Data for processing →
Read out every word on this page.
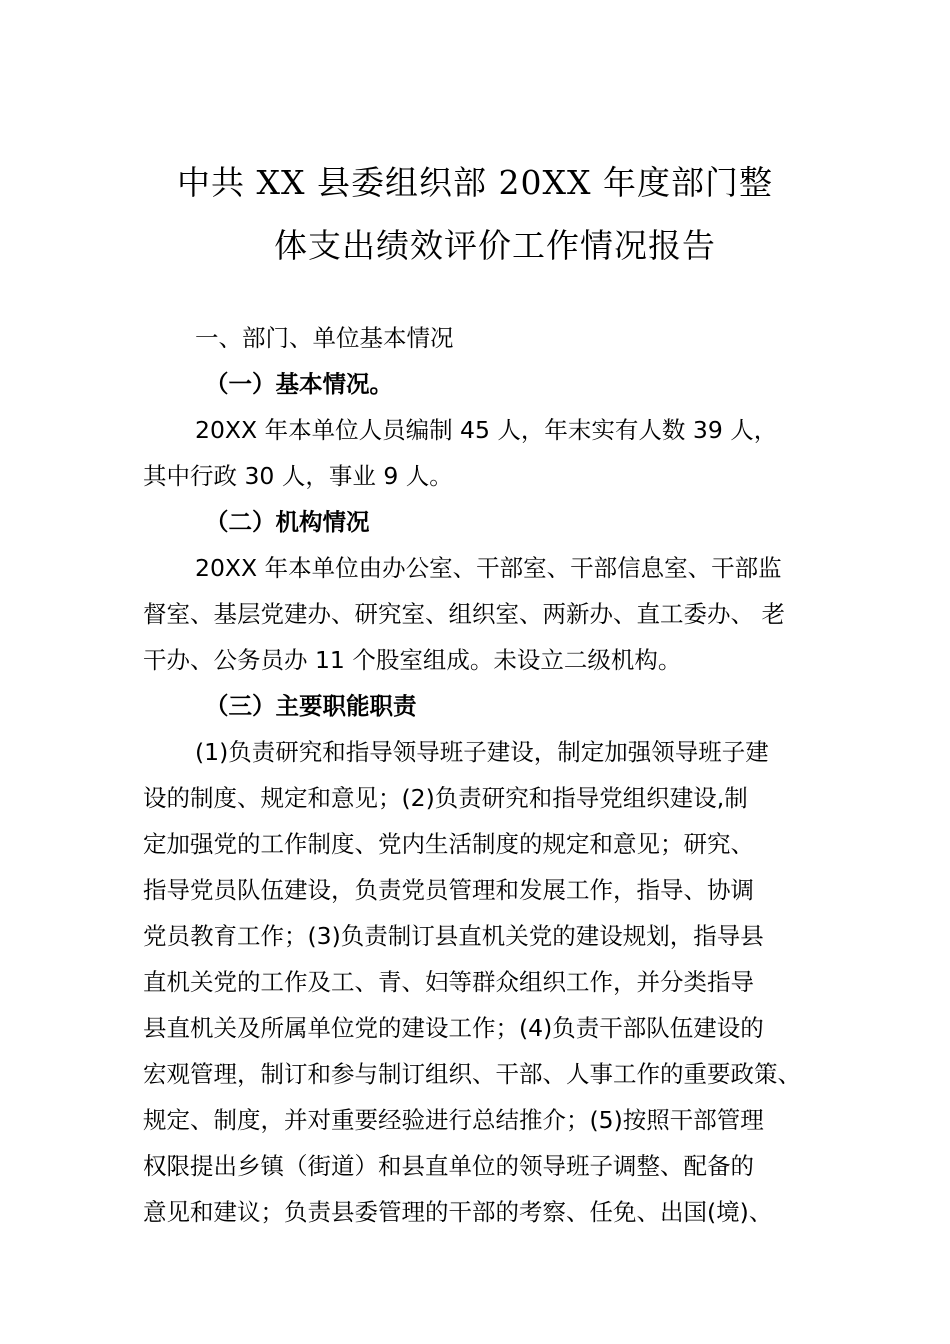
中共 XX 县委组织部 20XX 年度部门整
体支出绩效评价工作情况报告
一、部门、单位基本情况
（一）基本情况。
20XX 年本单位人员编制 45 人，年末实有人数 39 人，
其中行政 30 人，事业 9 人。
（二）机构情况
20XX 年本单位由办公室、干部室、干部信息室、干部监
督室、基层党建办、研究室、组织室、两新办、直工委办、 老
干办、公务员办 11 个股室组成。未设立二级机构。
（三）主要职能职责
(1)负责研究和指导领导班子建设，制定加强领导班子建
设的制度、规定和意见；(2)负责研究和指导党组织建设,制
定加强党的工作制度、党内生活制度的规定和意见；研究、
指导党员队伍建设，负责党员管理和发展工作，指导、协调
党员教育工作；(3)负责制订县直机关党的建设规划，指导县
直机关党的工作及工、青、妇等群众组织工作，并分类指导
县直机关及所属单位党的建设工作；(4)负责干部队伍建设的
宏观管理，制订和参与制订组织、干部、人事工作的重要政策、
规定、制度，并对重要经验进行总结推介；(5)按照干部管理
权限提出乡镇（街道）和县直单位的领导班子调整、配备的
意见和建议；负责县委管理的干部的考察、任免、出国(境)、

Exercise goal → Transcribe all of the material exactly, leaving out whatever pictures it contains.

Solution →
Read out every word on this page.
中共 XX 县委组织部 20XX 年度部门整
体支出绩效评价工作情况报告
一、部门、单位基本情况
（一）基本情况。
20XX 年本单位人员编制 45 人，年末实有人数 39 人，
其中行政 30 人，事业 9 人。
（二）机构情况
20XX 年本单位由办公室、干部室、干部信息室、干部监
督室、基层党建办、研究室、组织室、两新办、直工委办、 老
干办、公务员办 11 个股室组成。未设立二级机构。
（三）主要职能职责
(1)负责研究和指导领导班子建设，制定加强领导班子建
设的制度、规定和意见；(2)负责研究和指导党组织建设,制
定加强党的工作制度、党内生活制度的规定和意见；研究、
指导党员队伍建设，负责党员管理和发展工作，指导、协调
党员教育工作；(3)负责制订县直机关党的建设规划，指导县
直机关党的工作及工、青、妇等群众组织工作，并分类指导
县直机关及所属单位党的建设工作；(4)负责干部队伍建设的
宏观管理，制订和参与制订组织、干部、人事工作的重要政策、
规定、制度，并对重要经验进行总结推介；(5)按照干部管理
权限提出乡镇（街道）和县直单位的领导班子调整、配备的
意见和建议；负责县委管理的干部的考察、任免、出国(境)、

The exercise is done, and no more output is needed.